GIVEN PASSAGE:
-------------------------
In the fight to keep the City of Trees green, there are plenty of good options. Anyone with a house can schedule two free e-waste and appliance curbside pickups a year by dialing 311, emailing 311@cityofsacramento.org, or using the Sac311 app. Each appointment allows for two appliances—everything from microwaves to water heaters—and four items of e-waste. Meanwhile, Sacramento County offers unincorporated residents a free annual bulky waste pickup (including e-waste and appliances) scheduled on its website or the SacGreenTeam app. And while apartment dwellers are dependent on their building’s specific hauling service, every city and county resident can recycle e-waste for free at local landfills. Sloughhouse’s Kiefer Landfill—well maintained, pleasant, and even sporting a picturesque overlook of rolling hills—tops our list.


When it comes to recycling in Folsom, save the gas, because they’ll come to you. The city offers free e-waste pick-ups year-round for residents as part of its household hazardous waste pickup program. You can schedule a collection via email at solidwaste@folsom.ca.us or by calling 916-461-6730, or through the Folsom Waste Collection app, and say goodbye to your old TVs, computers, electronics and batteries (not to mention materials like motor oil, paint, and pesticides). As for appliances, the city allows residential addresses three free bulky item pickups a year.


Have a question about e-waste in Elk Grove? Chances are the answer is at the city’s Special Waste Collection Center. Located just across Highway 99 from Sky River Casino, the facility accepts drop-offs for e-waste, along with hazardous materials and traditional recyclable items, from all city residents for free. But when it comes to screens and batteries, skip the trip. For each residence, three pickups a year are available for bulk waste like televisions and monitors (you’ll need to call 916-635-2500 to make an appointment and notify the city that your bundle includes those items). And you can simply put your household batteries out in a resealable clear bag on top of your standard curbside recycling bin.
-------------------------
SET OF TASKS:
A) Convert the listing, from its first line through the line containing "bar — [192, 64, 208, 393]", into a Markdown table with the columns Row and Line, skipping any blank lines.
B) Carry on the passage about e-waste recycling around Sacramento from the point where it stops.

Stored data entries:
-------------------------
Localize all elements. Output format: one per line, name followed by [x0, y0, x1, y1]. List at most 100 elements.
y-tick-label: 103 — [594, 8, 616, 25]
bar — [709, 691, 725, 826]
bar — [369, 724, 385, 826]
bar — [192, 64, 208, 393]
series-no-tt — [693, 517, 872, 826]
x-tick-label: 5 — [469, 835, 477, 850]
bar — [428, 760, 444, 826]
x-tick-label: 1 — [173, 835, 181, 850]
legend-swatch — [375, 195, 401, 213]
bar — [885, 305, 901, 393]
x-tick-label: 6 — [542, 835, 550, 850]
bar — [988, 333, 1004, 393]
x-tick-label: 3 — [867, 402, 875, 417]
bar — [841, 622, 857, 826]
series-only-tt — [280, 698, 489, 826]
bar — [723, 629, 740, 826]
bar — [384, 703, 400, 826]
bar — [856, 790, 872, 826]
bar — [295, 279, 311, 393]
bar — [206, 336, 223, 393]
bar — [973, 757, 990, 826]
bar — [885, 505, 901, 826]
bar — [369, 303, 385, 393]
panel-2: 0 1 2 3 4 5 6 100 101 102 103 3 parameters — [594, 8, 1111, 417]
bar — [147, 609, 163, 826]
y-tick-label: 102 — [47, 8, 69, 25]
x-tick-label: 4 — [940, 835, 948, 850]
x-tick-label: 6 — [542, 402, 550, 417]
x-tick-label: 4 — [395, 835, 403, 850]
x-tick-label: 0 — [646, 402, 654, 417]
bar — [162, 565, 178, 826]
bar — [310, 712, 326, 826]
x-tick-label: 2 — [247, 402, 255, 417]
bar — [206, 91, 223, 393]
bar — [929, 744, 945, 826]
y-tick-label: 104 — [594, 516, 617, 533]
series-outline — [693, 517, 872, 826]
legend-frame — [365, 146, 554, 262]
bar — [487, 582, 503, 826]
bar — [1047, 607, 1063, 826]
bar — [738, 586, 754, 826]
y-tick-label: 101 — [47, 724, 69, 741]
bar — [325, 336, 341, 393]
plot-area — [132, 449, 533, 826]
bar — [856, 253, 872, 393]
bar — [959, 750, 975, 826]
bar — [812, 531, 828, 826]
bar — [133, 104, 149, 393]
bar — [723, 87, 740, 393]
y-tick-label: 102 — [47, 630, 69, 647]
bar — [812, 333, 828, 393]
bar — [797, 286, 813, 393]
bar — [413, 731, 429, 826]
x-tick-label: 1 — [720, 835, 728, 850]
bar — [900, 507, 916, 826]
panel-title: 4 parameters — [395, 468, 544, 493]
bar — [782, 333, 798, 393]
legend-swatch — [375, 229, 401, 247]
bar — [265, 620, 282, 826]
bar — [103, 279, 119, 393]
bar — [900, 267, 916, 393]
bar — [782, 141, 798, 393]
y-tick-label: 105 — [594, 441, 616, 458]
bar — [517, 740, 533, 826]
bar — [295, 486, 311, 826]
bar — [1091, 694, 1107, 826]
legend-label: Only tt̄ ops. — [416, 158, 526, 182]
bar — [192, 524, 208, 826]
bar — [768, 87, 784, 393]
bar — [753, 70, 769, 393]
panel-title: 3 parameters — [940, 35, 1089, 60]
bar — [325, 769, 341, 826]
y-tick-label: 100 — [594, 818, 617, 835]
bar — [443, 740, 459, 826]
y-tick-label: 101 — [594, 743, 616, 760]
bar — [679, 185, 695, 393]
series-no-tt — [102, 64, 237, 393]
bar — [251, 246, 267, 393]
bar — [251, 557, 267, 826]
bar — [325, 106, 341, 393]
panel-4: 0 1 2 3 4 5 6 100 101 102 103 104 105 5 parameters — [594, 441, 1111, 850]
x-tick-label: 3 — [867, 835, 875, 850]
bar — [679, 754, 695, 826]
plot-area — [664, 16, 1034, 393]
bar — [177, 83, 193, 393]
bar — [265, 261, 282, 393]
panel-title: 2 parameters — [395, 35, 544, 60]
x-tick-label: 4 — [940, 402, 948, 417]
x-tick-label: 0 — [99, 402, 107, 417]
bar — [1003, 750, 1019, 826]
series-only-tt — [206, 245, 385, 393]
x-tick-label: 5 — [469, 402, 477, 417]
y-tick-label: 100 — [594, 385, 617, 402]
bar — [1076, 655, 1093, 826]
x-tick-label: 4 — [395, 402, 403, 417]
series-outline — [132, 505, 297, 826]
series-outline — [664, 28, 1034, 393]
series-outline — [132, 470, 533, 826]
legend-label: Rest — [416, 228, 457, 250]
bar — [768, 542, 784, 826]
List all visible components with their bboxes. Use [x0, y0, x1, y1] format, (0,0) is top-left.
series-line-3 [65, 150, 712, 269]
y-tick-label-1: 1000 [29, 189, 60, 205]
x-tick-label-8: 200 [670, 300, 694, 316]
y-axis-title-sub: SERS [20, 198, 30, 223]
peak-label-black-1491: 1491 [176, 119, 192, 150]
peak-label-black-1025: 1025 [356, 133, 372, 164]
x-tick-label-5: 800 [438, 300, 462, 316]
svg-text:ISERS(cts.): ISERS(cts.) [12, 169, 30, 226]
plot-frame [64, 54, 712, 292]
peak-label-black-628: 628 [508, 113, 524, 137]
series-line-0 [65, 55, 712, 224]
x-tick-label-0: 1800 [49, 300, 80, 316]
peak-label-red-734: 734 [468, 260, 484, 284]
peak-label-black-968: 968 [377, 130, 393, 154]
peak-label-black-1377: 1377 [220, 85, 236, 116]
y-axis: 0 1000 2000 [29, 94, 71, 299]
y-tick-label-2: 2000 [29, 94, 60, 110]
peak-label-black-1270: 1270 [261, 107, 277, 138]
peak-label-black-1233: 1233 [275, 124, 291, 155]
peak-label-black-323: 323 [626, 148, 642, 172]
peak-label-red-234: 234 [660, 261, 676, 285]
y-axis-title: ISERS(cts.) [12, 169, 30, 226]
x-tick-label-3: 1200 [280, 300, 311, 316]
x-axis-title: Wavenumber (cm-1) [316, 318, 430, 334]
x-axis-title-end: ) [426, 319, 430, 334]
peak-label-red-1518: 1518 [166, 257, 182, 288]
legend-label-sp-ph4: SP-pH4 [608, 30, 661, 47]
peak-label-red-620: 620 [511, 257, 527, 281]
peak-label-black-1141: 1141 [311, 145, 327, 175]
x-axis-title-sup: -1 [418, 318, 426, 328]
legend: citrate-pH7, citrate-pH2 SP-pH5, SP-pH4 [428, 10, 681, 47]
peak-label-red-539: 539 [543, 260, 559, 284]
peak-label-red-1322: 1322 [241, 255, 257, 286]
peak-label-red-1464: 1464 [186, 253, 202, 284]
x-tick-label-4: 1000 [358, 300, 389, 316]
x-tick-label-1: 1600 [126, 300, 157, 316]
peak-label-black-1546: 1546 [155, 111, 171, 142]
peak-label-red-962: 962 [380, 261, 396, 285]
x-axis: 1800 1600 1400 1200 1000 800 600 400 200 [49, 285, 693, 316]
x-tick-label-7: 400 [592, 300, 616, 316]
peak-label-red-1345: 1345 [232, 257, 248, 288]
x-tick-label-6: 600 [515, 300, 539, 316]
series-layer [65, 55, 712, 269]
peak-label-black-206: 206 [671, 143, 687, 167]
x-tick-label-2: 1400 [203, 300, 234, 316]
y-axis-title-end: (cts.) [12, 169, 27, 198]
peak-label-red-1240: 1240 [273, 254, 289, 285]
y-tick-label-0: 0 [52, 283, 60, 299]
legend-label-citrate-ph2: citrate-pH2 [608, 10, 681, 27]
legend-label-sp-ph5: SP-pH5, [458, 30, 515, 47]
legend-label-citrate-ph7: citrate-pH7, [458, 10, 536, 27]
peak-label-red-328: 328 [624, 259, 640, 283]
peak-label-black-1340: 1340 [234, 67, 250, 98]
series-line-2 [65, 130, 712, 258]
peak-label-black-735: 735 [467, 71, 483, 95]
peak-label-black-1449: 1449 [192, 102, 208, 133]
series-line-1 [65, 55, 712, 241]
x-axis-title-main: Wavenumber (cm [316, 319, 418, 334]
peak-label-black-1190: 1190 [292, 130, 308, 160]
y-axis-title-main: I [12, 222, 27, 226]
-------------------------
TASK RESULTS:
A)
| Row | Line |
|---|---|
| 1 | Localize all elements. Output format: one per line, name followed by [x0, y0, x1, y1]. List at most 100 elements. |
| 2 | y-tick-label: 103 — [594, 8, 616, 25] |
| 3 | bar — [709, 691, 725, 826] |
| 4 | bar — [369, 724, 385, 826] |
| 5 | bar — [192, 64, 208, 393] |

B)
The urge to recycle is in the air. Just this past March, Roseville completed the rollout of its free hazardous waste pick-up program. With electronics, from cell phones to televisions, as well as car and household batteries, on the list of accepted items, the program allows residents to schedule appointments by emailing wscst@roseville.ca.us or by calling 916-774-5770 for 20 to 125 pounds of waste to be picked up with your curbside bins. For everything and everyone else, e-waste drop-offs are free at the Western Placer Waste Management Authority (WPWMA) facility in southern Lincoln, with general appliances (for $9.50) and refrigerators (for $42.50) accepted too.


With more than half a million acres of dense forest and precious nature at stake, it’s not much of a surprise that Placer takes recycling seriously. Every town in the county, and the unincorporated areas, allow residents to schedule free pickups for e-waste and batteries. Meanwhile, locations like Recology Auburn Transfer Station, just north of Auburn, and Lincoln’s WPWMA facility (where appliances are slightly less expensive to recycle) offer residents free e-waste drop-offs as well.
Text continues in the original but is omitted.